*Given request*
Only lines with the string "hero" matter here; gather them from the material below.

*Rows from a dataset*
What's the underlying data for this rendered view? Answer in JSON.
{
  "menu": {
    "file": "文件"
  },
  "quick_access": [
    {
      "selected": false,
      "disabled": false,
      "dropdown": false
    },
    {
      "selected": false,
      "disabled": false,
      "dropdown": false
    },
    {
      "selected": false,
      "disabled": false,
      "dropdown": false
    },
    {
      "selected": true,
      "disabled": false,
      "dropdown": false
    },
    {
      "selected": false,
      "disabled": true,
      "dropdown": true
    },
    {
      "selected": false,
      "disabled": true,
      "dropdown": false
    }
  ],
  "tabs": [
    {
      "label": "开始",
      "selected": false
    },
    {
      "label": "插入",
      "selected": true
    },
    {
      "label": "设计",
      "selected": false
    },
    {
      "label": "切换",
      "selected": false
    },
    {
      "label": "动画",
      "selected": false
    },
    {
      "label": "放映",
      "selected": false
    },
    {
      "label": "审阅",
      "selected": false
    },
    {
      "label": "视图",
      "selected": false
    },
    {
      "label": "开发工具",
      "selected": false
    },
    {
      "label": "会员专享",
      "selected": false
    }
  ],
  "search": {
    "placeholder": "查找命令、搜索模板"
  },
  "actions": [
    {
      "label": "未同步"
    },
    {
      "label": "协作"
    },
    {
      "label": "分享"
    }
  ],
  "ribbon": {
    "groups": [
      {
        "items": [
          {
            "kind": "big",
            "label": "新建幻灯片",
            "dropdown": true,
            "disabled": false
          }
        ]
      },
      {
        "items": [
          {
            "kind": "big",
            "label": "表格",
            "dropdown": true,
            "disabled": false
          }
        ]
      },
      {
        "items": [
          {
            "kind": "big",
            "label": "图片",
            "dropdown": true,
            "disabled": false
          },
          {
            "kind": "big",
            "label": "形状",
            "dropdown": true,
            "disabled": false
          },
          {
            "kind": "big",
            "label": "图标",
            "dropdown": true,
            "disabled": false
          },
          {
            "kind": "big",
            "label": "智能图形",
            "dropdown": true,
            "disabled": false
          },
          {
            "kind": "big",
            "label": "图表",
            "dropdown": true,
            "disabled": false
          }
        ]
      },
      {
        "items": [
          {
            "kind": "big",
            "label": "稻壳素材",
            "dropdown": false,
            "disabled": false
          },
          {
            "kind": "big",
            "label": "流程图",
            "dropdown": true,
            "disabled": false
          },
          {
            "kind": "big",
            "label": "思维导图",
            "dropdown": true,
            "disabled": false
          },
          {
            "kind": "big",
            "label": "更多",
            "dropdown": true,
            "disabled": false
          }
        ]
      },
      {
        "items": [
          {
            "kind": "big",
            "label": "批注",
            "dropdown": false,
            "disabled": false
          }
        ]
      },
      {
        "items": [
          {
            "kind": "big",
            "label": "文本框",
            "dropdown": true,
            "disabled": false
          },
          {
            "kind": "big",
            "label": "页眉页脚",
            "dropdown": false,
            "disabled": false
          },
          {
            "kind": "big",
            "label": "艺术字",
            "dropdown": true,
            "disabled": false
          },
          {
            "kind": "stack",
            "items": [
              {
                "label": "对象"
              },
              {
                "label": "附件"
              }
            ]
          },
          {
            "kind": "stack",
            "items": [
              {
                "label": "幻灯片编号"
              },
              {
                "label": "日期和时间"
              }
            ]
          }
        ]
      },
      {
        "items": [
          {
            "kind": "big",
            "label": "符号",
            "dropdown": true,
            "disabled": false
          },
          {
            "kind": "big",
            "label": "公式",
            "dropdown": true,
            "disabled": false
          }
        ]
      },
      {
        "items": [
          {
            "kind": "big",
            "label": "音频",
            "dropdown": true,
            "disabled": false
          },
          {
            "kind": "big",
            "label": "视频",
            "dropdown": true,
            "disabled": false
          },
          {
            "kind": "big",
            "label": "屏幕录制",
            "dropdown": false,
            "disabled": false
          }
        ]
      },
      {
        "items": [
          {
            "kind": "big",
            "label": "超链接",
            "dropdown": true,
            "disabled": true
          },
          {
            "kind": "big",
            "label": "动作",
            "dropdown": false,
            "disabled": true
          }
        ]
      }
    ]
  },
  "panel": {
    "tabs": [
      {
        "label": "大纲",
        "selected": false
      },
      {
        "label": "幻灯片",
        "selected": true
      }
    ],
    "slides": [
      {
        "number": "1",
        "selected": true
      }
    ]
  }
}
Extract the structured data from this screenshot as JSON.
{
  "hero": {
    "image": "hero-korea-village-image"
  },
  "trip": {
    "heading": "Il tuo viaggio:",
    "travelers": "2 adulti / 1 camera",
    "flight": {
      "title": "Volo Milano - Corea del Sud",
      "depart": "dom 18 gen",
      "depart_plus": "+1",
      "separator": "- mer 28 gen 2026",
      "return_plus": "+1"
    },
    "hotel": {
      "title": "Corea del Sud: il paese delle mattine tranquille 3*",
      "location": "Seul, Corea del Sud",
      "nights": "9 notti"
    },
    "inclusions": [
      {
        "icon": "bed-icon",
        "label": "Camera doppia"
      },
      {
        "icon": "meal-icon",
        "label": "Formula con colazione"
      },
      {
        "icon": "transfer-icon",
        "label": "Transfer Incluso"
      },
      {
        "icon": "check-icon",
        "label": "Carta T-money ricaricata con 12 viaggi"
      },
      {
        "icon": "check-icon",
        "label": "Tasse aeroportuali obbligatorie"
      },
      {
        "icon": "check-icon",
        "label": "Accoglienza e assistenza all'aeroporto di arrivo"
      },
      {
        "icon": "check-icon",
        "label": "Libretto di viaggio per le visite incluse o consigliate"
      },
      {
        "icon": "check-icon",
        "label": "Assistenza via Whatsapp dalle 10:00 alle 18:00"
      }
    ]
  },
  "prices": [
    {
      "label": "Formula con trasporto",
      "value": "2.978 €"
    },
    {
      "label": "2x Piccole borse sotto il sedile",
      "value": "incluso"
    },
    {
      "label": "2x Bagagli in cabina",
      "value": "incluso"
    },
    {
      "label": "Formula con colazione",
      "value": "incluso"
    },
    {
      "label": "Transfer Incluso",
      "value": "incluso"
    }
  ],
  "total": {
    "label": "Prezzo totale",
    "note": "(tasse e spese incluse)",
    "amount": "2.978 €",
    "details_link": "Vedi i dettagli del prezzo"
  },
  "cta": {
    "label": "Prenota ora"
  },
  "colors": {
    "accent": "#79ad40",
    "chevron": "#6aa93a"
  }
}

*Task solution*
  "hero": {
    "image": "hero-korea-village-image"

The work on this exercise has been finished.